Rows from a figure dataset
## Start
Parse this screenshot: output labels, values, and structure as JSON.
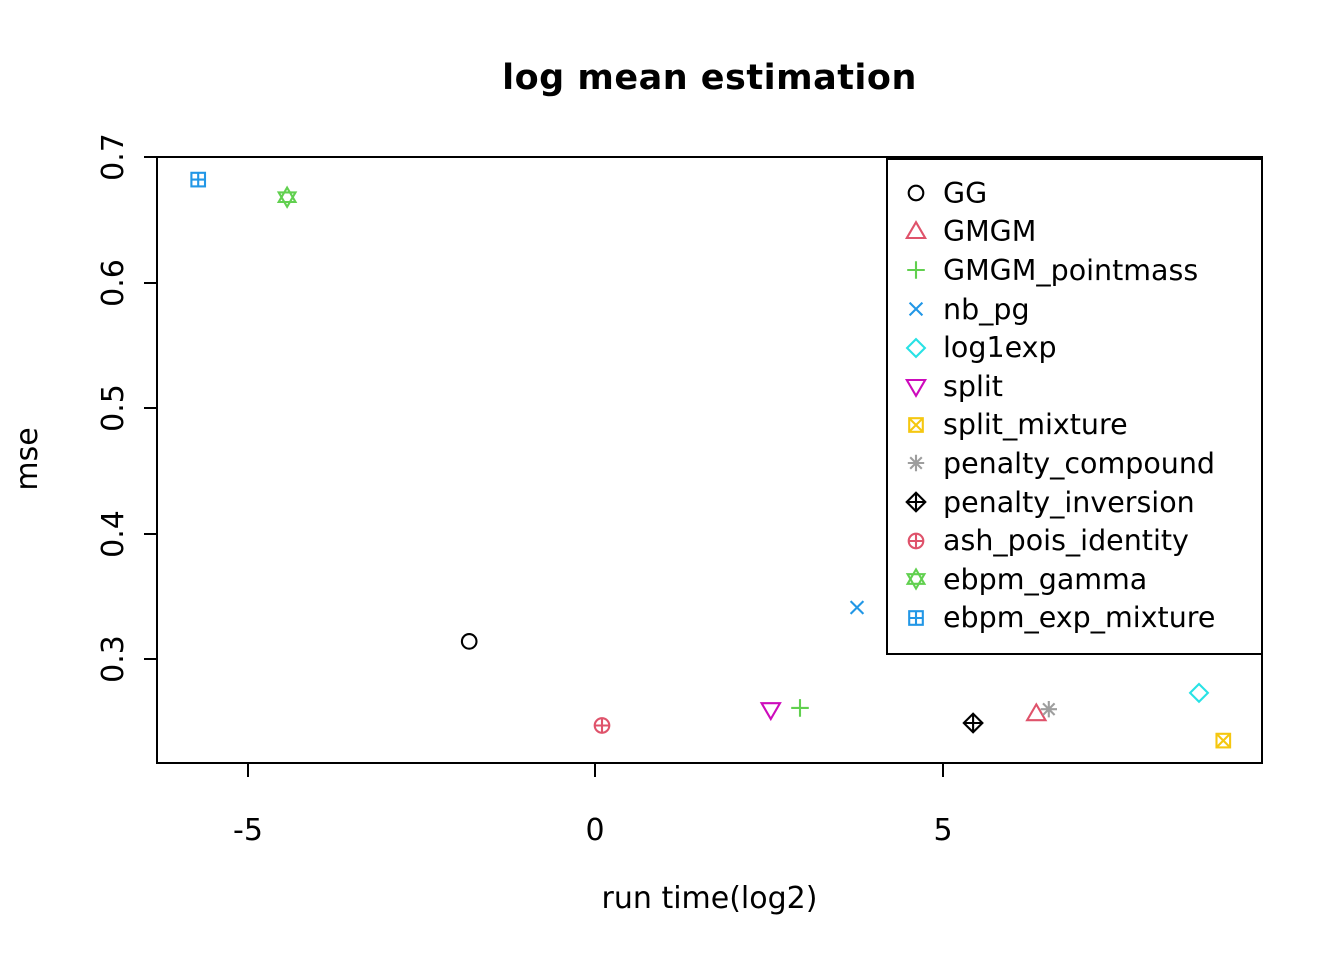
{
  "title": "log mean estimation",
  "axes": {
    "x": {
      "label": "run time(log2)",
      "ticks": [
        {
          "value": -5,
          "label": "-5"
        },
        {
          "value": 0,
          "label": "0"
        },
        {
          "value": 5,
          "label": "5"
        }
      ]
    },
    "y": {
      "label": "mse",
      "ticks": [
        {
          "value": 0.7,
          "label": "0.7"
        },
        {
          "value": 0.6,
          "label": "0.6"
        },
        {
          "value": 0.5,
          "label": "0.5"
        },
        {
          "value": 0.4,
          "label": "0.4"
        },
        {
          "value": 0.3,
          "label": "0.3"
        }
      ]
    }
  },
  "chart_data": {
    "type": "scatter",
    "title": "log mean estimation",
    "xlabel": "run time(log2)",
    "ylabel": "mse",
    "xlim": [
      -6.3,
      9.6
    ],
    "ylim": [
      0.217,
      0.7
    ],
    "x_ticks": [
      -5,
      0,
      5
    ],
    "y_ticks": [
      0.3,
      0.4,
      0.5,
      0.6,
      0.7
    ],
    "grid": false,
    "legend_position": "top-right",
    "series": [
      {
        "name": "GG",
        "marker": "circle",
        "color": "#000000",
        "points": [
          {
            "x": -1.81,
            "y": 0.314
          }
        ]
      },
      {
        "name": "GMGM",
        "marker": "triangle-up",
        "color": "#DF536B",
        "points": [
          {
            "x": 6.35,
            "y": 0.256
          }
        ]
      },
      {
        "name": "GMGM_pointmass",
        "marker": "plus",
        "color": "#61D04F",
        "points": [
          {
            "x": 2.95,
            "y": 0.261
          }
        ]
      },
      {
        "name": "nb_pg",
        "marker": "x",
        "color": "#2297E6",
        "points": [
          {
            "x": 3.77,
            "y": 0.341
          }
        ]
      },
      {
        "name": "log1exp",
        "marker": "diamond",
        "color": "#28E2E5",
        "points": [
          {
            "x": 8.69,
            "y": 0.273
          }
        ]
      },
      {
        "name": "split",
        "marker": "triangle-down",
        "color": "#CD0BBC",
        "points": [
          {
            "x": 2.53,
            "y": 0.26
          }
        ]
      },
      {
        "name": "split_mixture",
        "marker": "square-x",
        "color": "#F5C710",
        "points": [
          {
            "x": 9.04,
            "y": 0.235
          }
        ]
      },
      {
        "name": "penalty_compound",
        "marker": "asterisk",
        "color": "#9E9E9E",
        "points": [
          {
            "x": 6.53,
            "y": 0.26
          }
        ]
      },
      {
        "name": "penalty_inversion",
        "marker": "diamond-plus",
        "color": "#000000",
        "points": [
          {
            "x": 5.44,
            "y": 0.249
          }
        ]
      },
      {
        "name": "ash_pois_identity",
        "marker": "circle-plus",
        "color": "#DF536B",
        "points": [
          {
            "x": 0.1,
            "y": 0.247
          }
        ]
      },
      {
        "name": "ebpm_gamma",
        "marker": "star-of-david",
        "color": "#61D04F",
        "points": [
          {
            "x": -4.43,
            "y": 0.668
          }
        ]
      },
      {
        "name": "ebpm_exp_mixture",
        "marker": "square-plus",
        "color": "#2297E6",
        "points": [
          {
            "x": -5.71,
            "y": 0.682
          }
        ]
      }
    ]
  }
}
## End
Identify and copy the lines holding the word "diamond".

TASK RESPONSE>
        "marker": "diamond",
        "marker": "diamond-plus",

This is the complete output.